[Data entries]
■ ■ ■ ■ ■

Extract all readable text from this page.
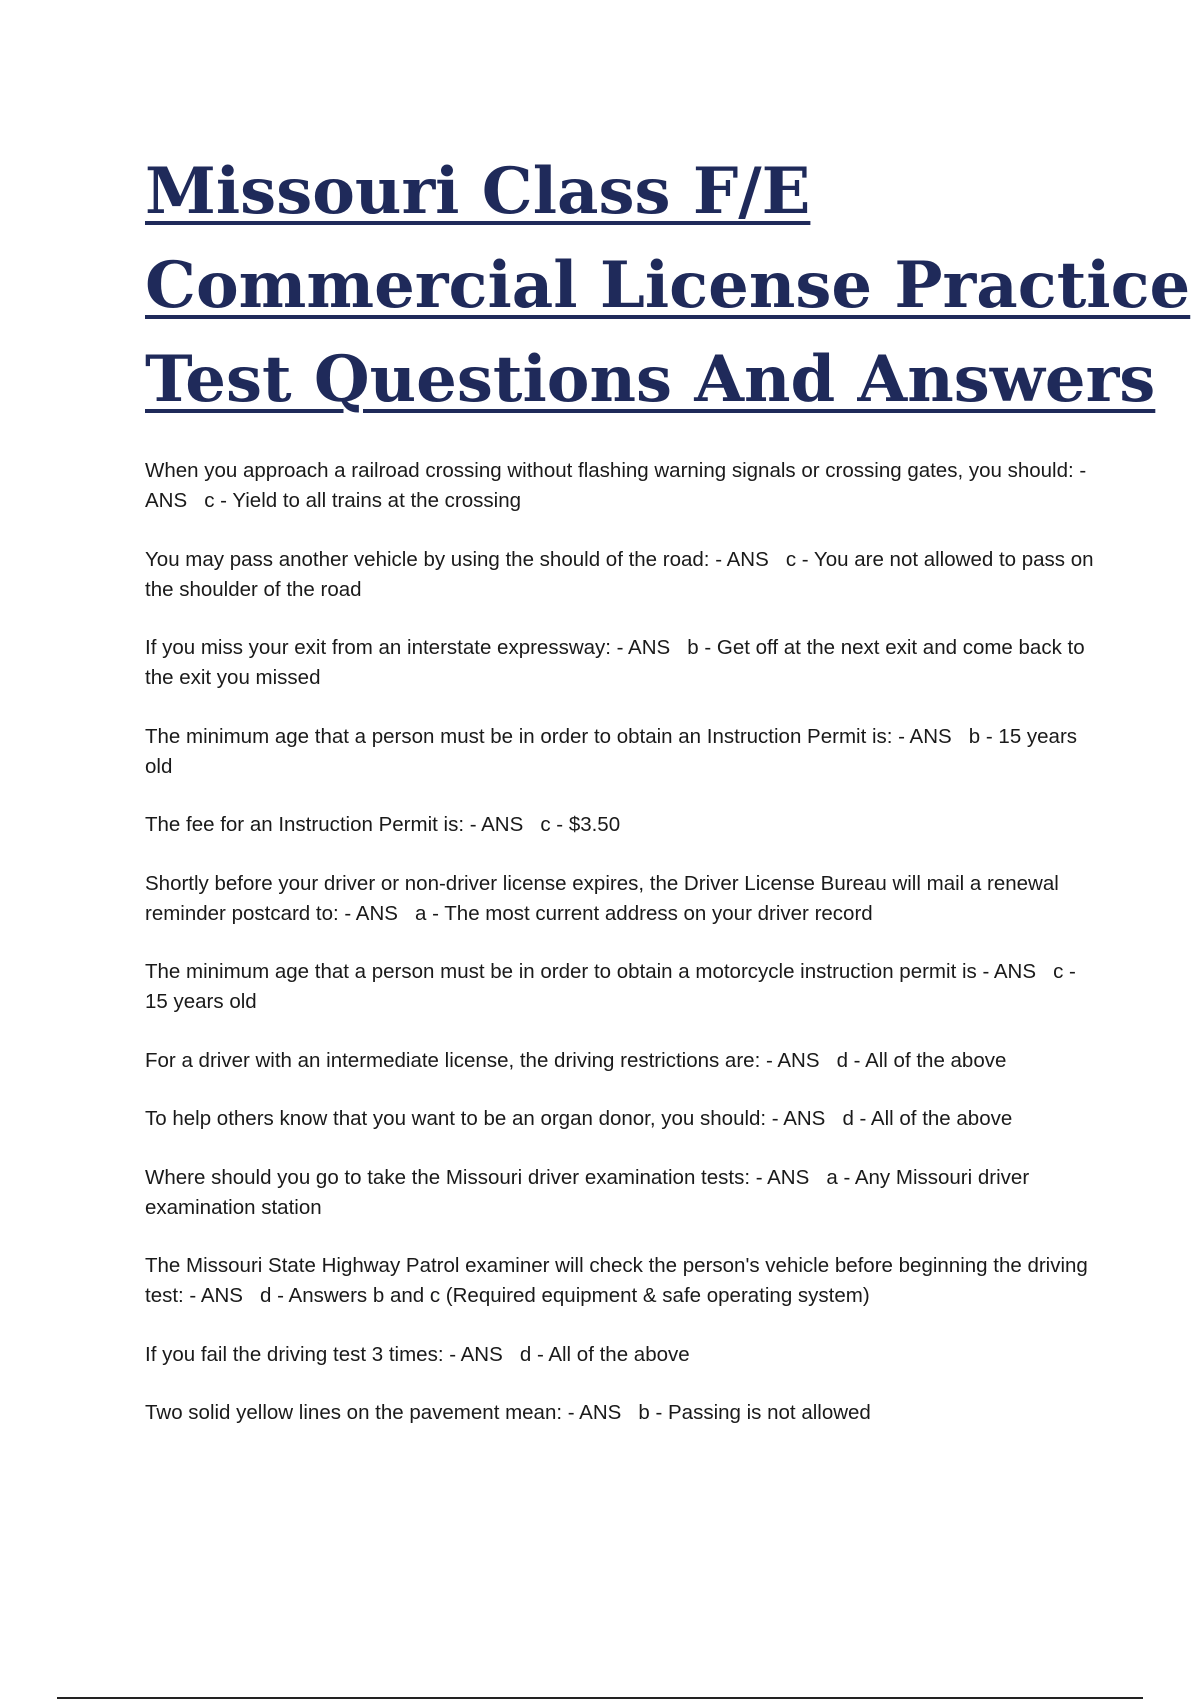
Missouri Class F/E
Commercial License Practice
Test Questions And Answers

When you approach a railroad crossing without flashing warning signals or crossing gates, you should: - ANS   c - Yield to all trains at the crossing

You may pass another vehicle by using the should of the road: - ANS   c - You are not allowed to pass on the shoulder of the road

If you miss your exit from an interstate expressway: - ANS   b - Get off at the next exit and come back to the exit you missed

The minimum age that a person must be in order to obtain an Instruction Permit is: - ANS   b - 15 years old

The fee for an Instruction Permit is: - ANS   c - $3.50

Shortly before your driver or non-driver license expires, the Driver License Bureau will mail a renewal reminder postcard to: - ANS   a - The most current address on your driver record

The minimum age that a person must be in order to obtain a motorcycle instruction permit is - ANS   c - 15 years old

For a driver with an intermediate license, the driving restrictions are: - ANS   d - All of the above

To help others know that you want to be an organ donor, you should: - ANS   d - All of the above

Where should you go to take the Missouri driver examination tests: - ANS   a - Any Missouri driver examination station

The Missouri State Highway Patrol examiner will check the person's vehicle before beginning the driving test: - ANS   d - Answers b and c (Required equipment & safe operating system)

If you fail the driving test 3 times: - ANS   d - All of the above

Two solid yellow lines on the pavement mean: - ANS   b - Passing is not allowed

■ ■ ■ ■ ■

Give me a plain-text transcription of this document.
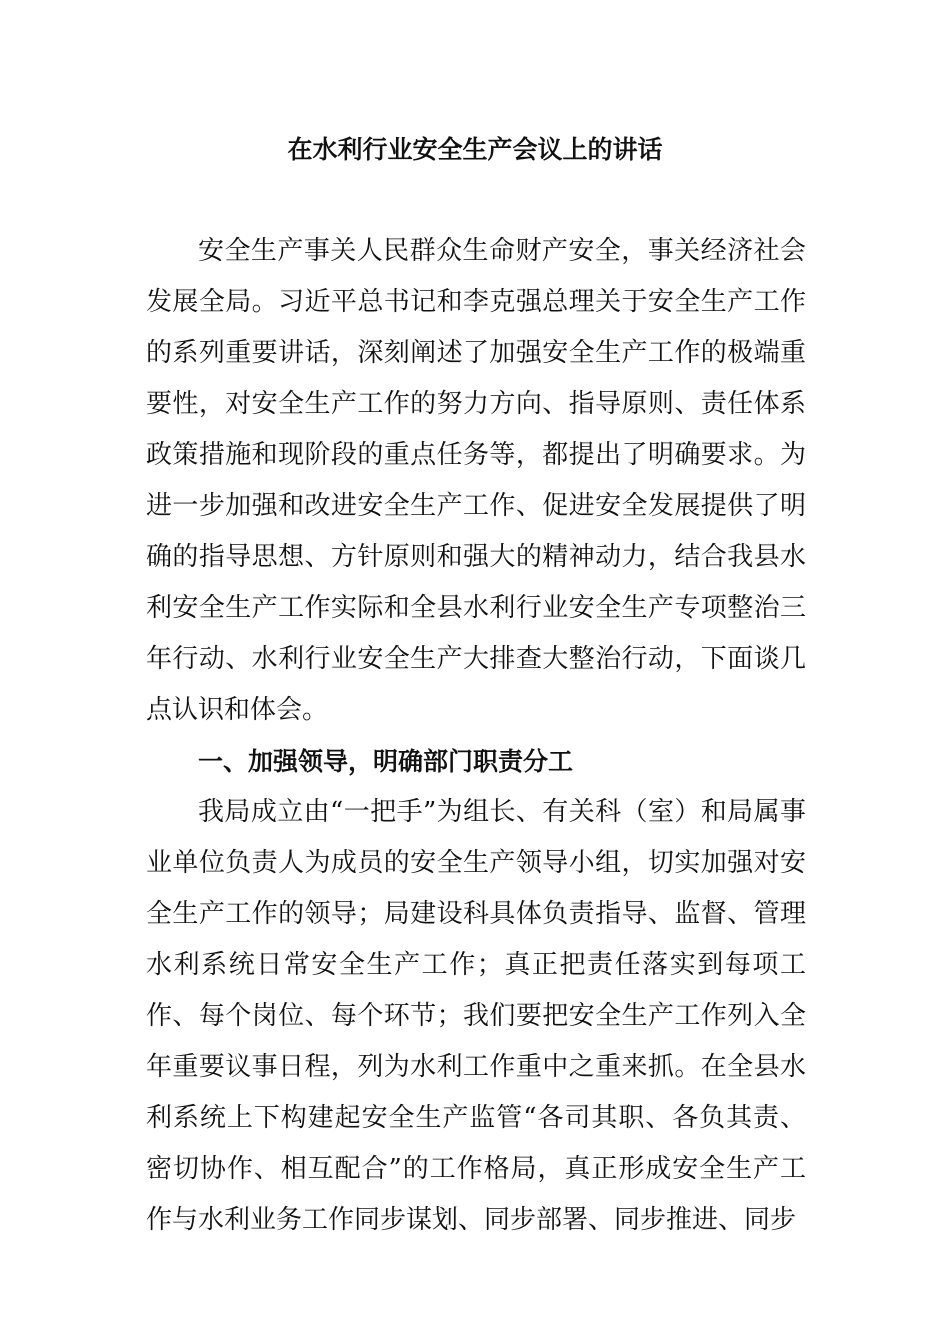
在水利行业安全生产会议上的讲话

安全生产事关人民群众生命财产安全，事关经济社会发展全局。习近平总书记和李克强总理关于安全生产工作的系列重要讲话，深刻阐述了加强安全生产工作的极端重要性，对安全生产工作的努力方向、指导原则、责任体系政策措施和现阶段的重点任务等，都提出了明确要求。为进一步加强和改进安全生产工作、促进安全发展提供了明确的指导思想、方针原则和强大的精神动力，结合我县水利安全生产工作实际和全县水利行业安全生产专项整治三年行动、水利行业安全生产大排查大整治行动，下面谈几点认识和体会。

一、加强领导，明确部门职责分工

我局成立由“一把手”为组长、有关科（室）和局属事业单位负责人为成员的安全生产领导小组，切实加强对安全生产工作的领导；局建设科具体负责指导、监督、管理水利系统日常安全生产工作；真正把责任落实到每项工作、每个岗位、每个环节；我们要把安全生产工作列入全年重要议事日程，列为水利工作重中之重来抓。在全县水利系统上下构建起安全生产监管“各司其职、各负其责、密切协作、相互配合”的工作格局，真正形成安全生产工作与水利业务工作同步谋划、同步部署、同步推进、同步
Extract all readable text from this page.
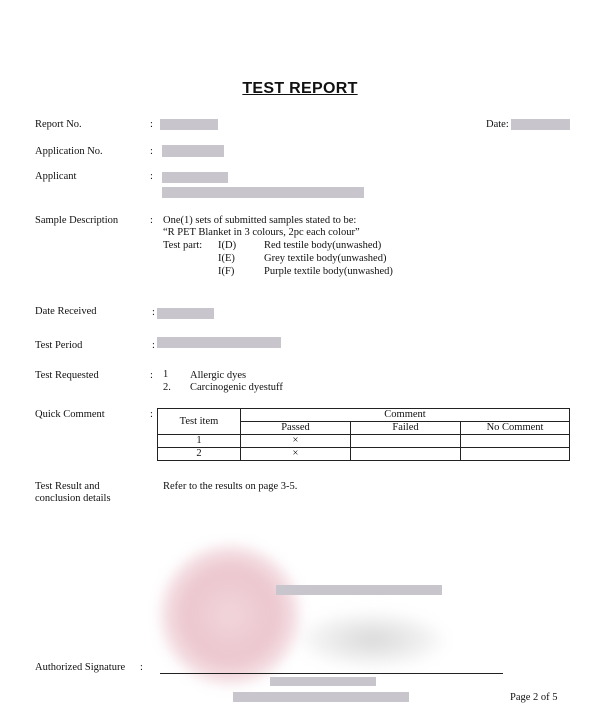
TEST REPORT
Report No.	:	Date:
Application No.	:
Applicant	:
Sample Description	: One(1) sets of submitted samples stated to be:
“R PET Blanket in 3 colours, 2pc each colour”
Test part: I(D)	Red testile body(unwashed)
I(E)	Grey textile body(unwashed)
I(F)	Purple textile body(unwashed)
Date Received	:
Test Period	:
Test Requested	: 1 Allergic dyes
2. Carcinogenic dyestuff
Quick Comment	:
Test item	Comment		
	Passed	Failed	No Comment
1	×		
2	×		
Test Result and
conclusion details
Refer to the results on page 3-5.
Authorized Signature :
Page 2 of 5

■ ■ ■ ■ ■

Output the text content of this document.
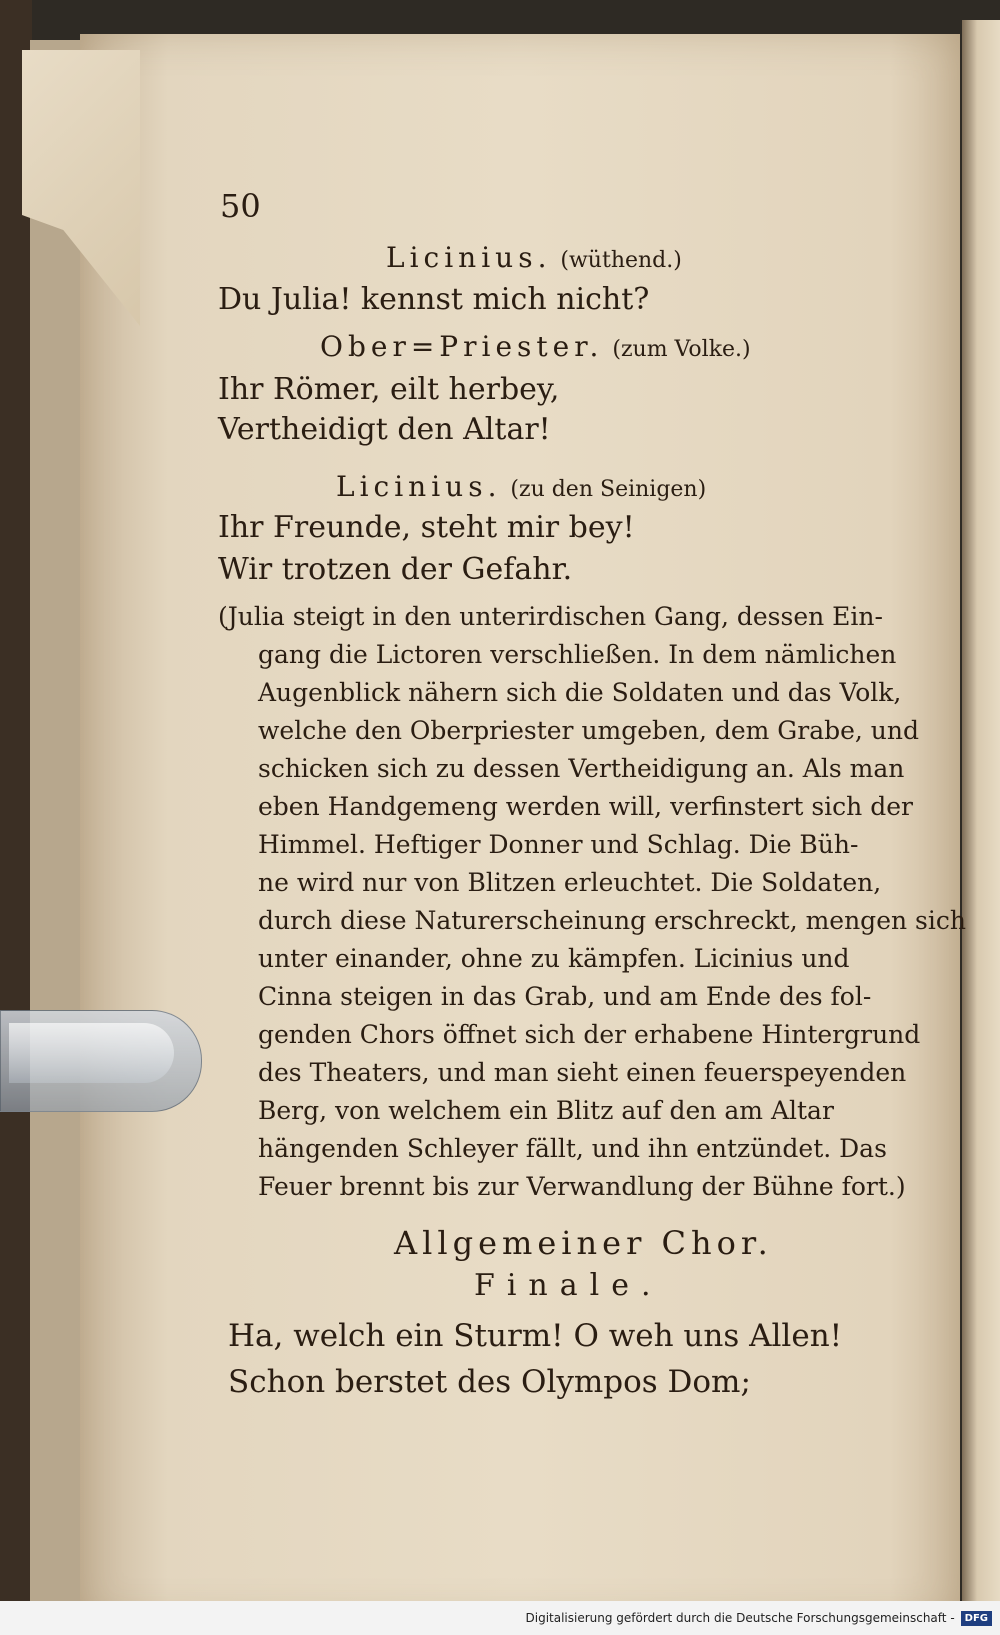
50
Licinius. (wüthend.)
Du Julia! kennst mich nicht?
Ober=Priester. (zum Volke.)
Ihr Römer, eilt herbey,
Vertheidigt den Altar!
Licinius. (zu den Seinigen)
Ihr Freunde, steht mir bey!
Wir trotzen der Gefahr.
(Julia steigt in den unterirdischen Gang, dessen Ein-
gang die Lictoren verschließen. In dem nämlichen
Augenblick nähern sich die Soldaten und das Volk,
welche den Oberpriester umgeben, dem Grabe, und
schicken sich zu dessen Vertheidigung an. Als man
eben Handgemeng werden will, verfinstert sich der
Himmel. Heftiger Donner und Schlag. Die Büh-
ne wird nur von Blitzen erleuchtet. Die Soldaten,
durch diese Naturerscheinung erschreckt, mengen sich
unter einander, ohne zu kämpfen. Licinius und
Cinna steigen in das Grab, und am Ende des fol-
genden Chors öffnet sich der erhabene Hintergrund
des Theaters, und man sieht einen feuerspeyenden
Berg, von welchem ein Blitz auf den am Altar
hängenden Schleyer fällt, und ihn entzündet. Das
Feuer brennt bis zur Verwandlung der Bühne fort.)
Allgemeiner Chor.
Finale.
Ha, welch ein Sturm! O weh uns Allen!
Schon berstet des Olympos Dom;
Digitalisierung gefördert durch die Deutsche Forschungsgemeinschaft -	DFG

■ ■ ■ ■ ■

Identify the lines above that contain the word "textile", then copy them.

▶ **SOLUTION FOR THIS TASK**
I(E)	Grey textile body(unwashed)
I(F)	Purple textile body(unwashed)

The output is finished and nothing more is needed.